▶ **Given information**:
......

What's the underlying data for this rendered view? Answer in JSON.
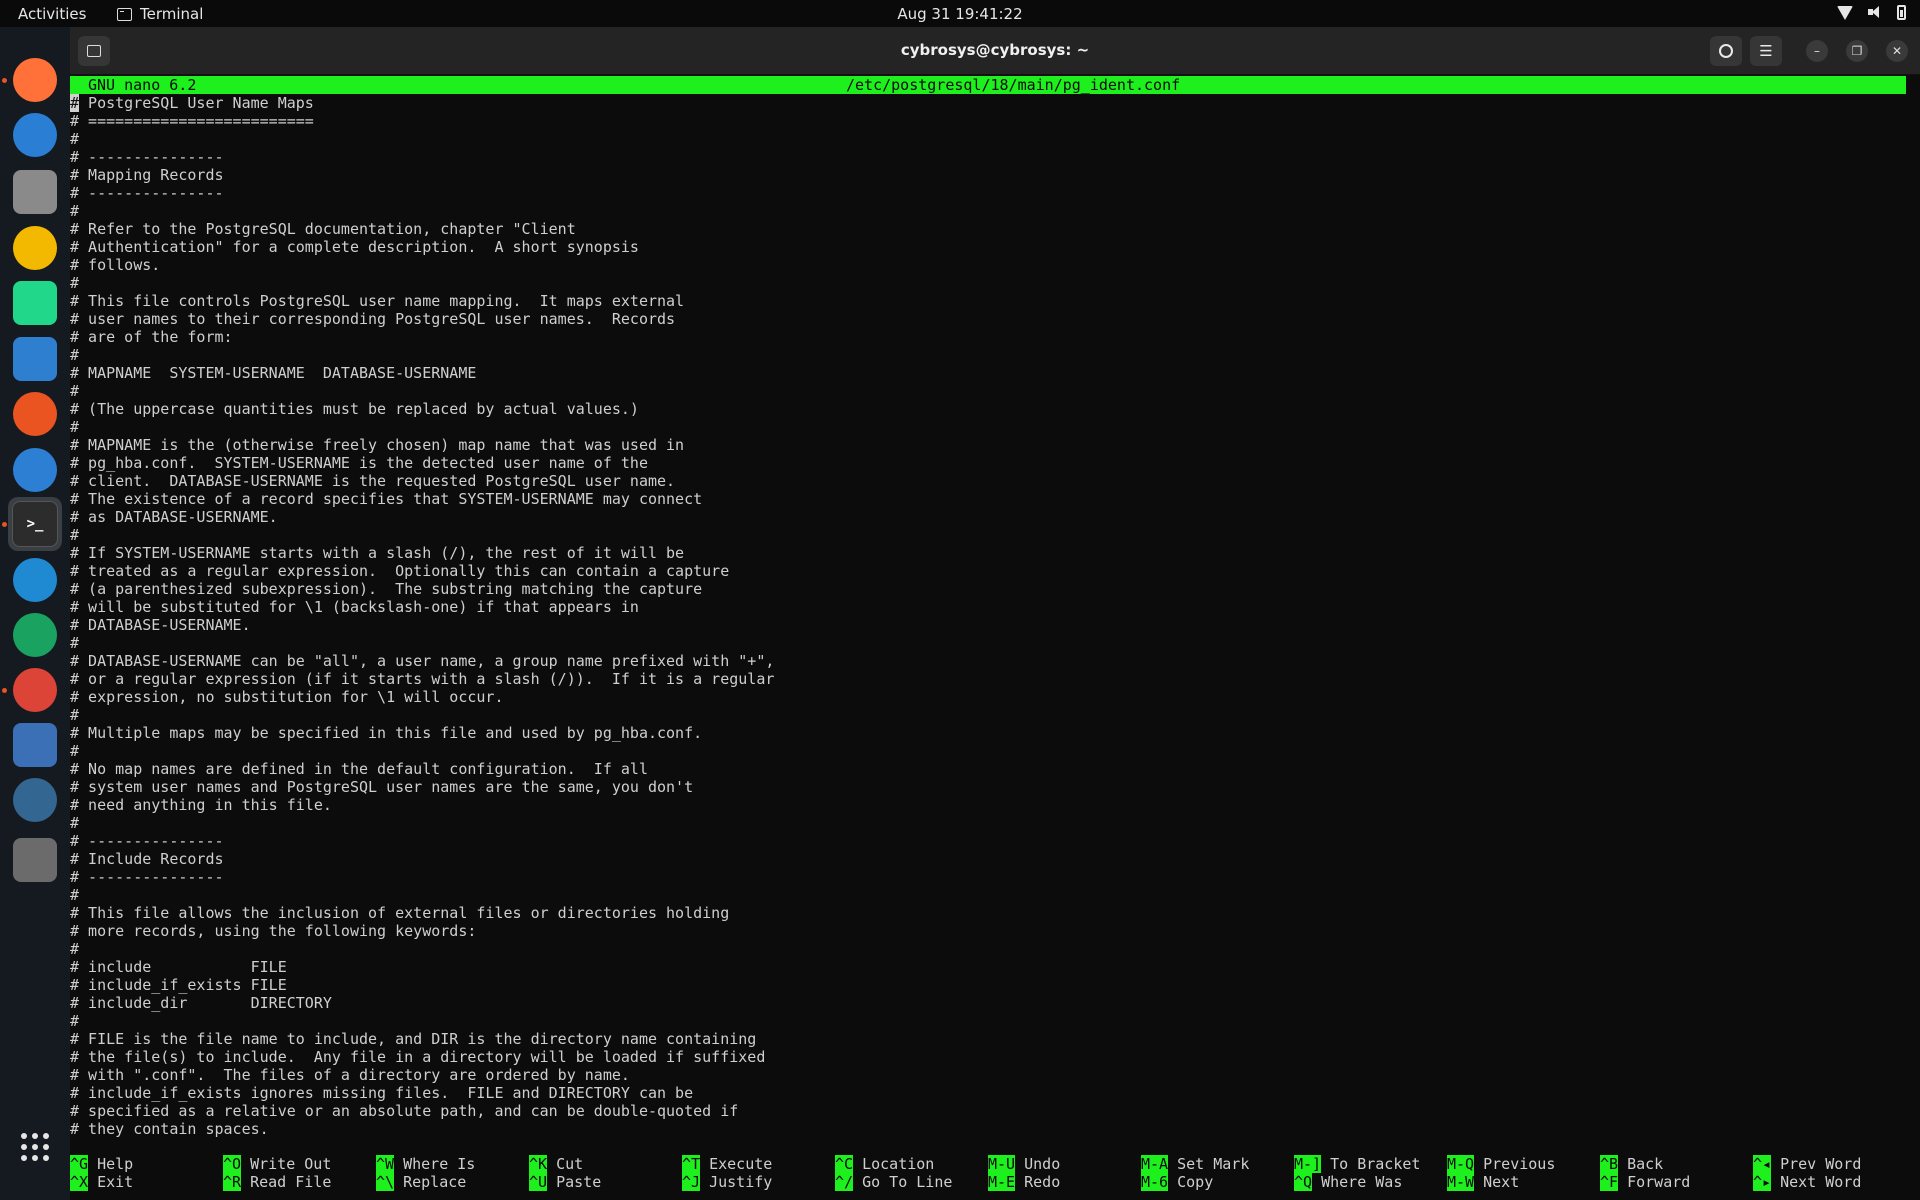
{
  "topbar": {
    "activities": "Activities",
    "app_name": "Terminal",
    "clock": "Aug 31  19:41:22"
  },
  "dock": {
    "items": [
      {
        "icon": "firefox-icon",
        "color": "#ff7139"
      },
      {
        "icon": "thunderbird-icon",
        "color": "#2a7fd4"
      },
      {
        "icon": "files-icon",
        "color": "#8a8a8a"
      },
      {
        "icon": "rhythmbox-icon",
        "color": "#f3b800"
      },
      {
        "icon": "pycharm-icon",
        "color": "#21d789"
      },
      {
        "icon": "libreoffice-writer-icon",
        "color": "#2f7fd1"
      },
      {
        "icon": "app-center-icon",
        "color": "#e95420"
      },
      {
        "icon": "help-icon",
        "color": "#2d7fd3"
      },
      {
        "icon": "terminal-icon",
        "color": "#2c2c2c"
      },
      {
        "icon": "vscode-icon",
        "color": "#1f8ad2"
      },
      {
        "icon": "time-tracker-icon",
        "color": "#1aa260"
      },
      {
        "icon": "chrome-icon",
        "color": "#db4437"
      },
      {
        "icon": "text-editor-icon",
        "color": "#3b6fb6"
      },
      {
        "icon": "pgadmin-icon",
        "color": "#336791"
      },
      {
        "icon": "trash-icon",
        "color": "#6b6b6b"
      },
      {
        "icon": "app-grid-icon",
        "color": "#e6e6e6"
      }
    ]
  },
  "window": {
    "title": "cybrosys@cybrosys: ~"
  },
  "nano": {
    "version": "GNU nano 6.2",
    "filename": "/etc/postgresql/18/main/pg_ident.conf",
    "lines": [
      "# PostgreSQL User Name Maps",
      "# =========================",
      "#",
      "# ---------------",
      "# Mapping Records",
      "# ---------------",
      "#",
      "# Refer to the PostgreSQL documentation, chapter \"Client",
      "# Authentication\" for a complete description.  A short synopsis",
      "# follows.",
      "#",
      "# This file controls PostgreSQL user name mapping.  It maps external",
      "# user names to their corresponding PostgreSQL user names.  Records",
      "# are of the form:",
      "#",
      "# MAPNAME  SYSTEM-USERNAME  DATABASE-USERNAME",
      "#",
      "# (The uppercase quantities must be replaced by actual values.)",
      "#",
      "# MAPNAME is the (otherwise freely chosen) map name that was used in",
      "# pg_hba.conf.  SYSTEM-USERNAME is the detected user name of the",
      "# client.  DATABASE-USERNAME is the requested PostgreSQL user name.",
      "# The existence of a record specifies that SYSTEM-USERNAME may connect",
      "# as DATABASE-USERNAME.",
      "#",
      "# If SYSTEM-USERNAME starts with a slash (/), the rest of it will be",
      "# treated as a regular expression.  Optionally this can contain a capture",
      "# (a parenthesized subexpression).  The substring matching the capture",
      "# will be substituted for \\1 (backslash-one) if that appears in",
      "# DATABASE-USERNAME.",
      "#",
      "# DATABASE-USERNAME can be \"all\", a user name, a group name prefixed with \"+\",",
      "# or a regular expression (if it starts with a slash (/)).  If it is a regular",
      "# expression, no substitution for \\1 will occur.",
      "#",
      "# Multiple maps may be specified in this file and used by pg_hba.conf.",
      "#",
      "# No map names are defined in the default configuration.  If all",
      "# system user names and PostgreSQL user names are the same, you don't",
      "# need anything in this file.",
      "#",
      "# ---------------",
      "# Include Records",
      "# ---------------",
      "#",
      "# This file allows the inclusion of external files or directories holding",
      "# more records, using the following keywords:",
      "#",
      "# include           FILE",
      "# include_if_exists FILE",
      "# include_dir       DIRECTORY",
      "#",
      "# FILE is the file name to include, and DIR is the directory name containing",
      "# the file(s) to include.  Any file in a directory will be loaded if suffixed",
      "# with \".conf\".  The files of a directory are ordered by name.",
      "# include_if_exists ignores missing files.  FILE and DIRECTORY can be",
      "# specified as a relative or an absolute path, and can be double-quoted if",
      "# they contain spaces."
    ],
    "shortcuts": [
      [
        {
          "key": "^G",
          "label": "Help"
        },
        {
          "key": "^X",
          "label": "Exit"
        }
      ],
      [
        {
          "key": "^O",
          "label": "Write Out"
        },
        {
          "key": "^R",
          "label": "Read File"
        }
      ],
      [
        {
          "key": "^W",
          "label": "Where Is"
        },
        {
          "key": "^\\",
          "label": "Replace"
        }
      ],
      [
        {
          "key": "^K",
          "label": "Cut"
        },
        {
          "key": "^U",
          "label": "Paste"
        }
      ],
      [
        {
          "key": "^T",
          "label": "Execute"
        },
        {
          "key": "^J",
          "label": "Justify"
        }
      ],
      [
        {
          "key": "^C",
          "label": "Location"
        },
        {
          "key": "^/",
          "label": "Go To Line"
        }
      ],
      [
        {
          "key": "M-U",
          "label": "Undo"
        },
        {
          "key": "M-E",
          "label": "Redo"
        }
      ],
      [
        {
          "key": "M-A",
          "label": "Set Mark"
        },
        {
          "key": "M-6",
          "label": "Copy"
        }
      ],
      [
        {
          "key": "M-]",
          "label": "To Bracket"
        },
        {
          "key": "^Q",
          "label": "Where Was"
        }
      ],
      [
        {
          "key": "M-Q",
          "label": "Previous"
        },
        {
          "key": "M-W",
          "label": "Next"
        }
      ],
      [
        {
          "key": "^B",
          "label": "Back"
        },
        {
          "key": "^F",
          "label": "Forward"
        }
      ],
      [
        {
          "key": "^◂",
          "label": "Prev Word"
        },
        {
          "key": "^▸",
          "label": "Next Word"
        }
      ]
    ]
  }
}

......

▶ **Exercise instructions**: Look over the listing above. Pick out and copy every line that includes "DATABASE".

▶ **Answer below**:
      "# MAPNAME  SYSTEM-USERNAME  DATABASE-USERNAME",
      "# client.  DATABASE-USERNAME is the requested PostgreSQL user name.",
      "# as DATABASE-USERNAME.",
      "# DATABASE-USERNAME.",
      "# DATABASE-USERNAME can be \"all\", a user name, a group name prefixed with \"+\",",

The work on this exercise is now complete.